-- START Exercise material --

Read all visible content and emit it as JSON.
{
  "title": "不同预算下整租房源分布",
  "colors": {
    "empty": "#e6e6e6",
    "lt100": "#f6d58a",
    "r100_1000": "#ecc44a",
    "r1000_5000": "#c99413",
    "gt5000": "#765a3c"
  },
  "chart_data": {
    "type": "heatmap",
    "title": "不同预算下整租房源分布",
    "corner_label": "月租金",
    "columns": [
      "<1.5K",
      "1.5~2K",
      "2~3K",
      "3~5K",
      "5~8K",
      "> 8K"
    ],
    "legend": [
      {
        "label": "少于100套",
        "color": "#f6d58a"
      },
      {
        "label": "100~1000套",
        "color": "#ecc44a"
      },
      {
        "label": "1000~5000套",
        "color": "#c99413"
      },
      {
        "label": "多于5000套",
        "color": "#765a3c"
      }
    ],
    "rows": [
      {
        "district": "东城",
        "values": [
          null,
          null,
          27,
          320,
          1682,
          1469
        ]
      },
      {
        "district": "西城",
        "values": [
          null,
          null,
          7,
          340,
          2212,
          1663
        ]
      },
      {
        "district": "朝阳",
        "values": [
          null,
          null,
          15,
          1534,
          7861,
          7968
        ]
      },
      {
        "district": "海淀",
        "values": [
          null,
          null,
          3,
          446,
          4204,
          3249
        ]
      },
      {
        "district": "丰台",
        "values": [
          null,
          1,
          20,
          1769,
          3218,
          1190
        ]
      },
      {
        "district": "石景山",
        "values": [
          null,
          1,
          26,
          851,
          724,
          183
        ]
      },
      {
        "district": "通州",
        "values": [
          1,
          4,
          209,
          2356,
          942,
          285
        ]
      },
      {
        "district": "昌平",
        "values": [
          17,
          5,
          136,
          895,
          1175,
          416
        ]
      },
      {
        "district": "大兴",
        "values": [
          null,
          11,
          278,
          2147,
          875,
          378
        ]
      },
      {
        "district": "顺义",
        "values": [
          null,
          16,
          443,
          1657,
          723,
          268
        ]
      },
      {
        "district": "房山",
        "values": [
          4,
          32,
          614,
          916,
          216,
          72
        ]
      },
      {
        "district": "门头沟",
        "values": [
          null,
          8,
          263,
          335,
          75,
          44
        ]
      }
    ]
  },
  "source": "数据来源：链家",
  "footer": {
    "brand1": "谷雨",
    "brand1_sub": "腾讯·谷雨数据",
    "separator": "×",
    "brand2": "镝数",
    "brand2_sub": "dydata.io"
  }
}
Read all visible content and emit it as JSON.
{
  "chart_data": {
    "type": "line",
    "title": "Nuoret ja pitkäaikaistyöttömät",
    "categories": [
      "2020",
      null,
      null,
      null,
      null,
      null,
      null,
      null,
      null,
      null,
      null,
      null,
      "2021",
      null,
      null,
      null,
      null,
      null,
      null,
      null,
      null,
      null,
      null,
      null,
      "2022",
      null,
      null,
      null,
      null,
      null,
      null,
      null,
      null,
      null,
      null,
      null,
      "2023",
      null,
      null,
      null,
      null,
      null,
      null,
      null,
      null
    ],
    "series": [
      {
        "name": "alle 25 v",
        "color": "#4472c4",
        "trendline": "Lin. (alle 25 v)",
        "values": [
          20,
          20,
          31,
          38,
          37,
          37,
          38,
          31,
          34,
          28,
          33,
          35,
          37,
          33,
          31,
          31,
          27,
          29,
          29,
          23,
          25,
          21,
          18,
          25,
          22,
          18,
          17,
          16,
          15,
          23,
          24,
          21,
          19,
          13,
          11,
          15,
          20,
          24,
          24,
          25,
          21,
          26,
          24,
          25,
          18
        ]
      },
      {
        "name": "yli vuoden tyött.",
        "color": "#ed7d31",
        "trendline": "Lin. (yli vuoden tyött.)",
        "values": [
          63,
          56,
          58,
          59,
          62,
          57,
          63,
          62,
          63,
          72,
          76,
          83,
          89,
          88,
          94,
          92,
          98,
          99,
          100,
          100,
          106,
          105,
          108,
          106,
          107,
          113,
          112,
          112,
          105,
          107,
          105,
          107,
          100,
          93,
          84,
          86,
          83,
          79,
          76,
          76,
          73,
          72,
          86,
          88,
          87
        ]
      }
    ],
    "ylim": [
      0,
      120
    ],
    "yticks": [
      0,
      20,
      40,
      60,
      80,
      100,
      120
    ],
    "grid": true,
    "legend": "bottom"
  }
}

-- END Exercise material --

• Task: Which lines of the data above contain "district"? Copy each one.

• The output:
        "district": "东城",
        "district": "西城",
        "district": "朝阳",
        "district": "海淀",
        "district": "丰台",
        "district": "石景山",
        "district": "通州",
        "district": "昌平",
        "district": "大兴",
        "district": "顺义",
        "district": "房山",
        "district": "门头沟",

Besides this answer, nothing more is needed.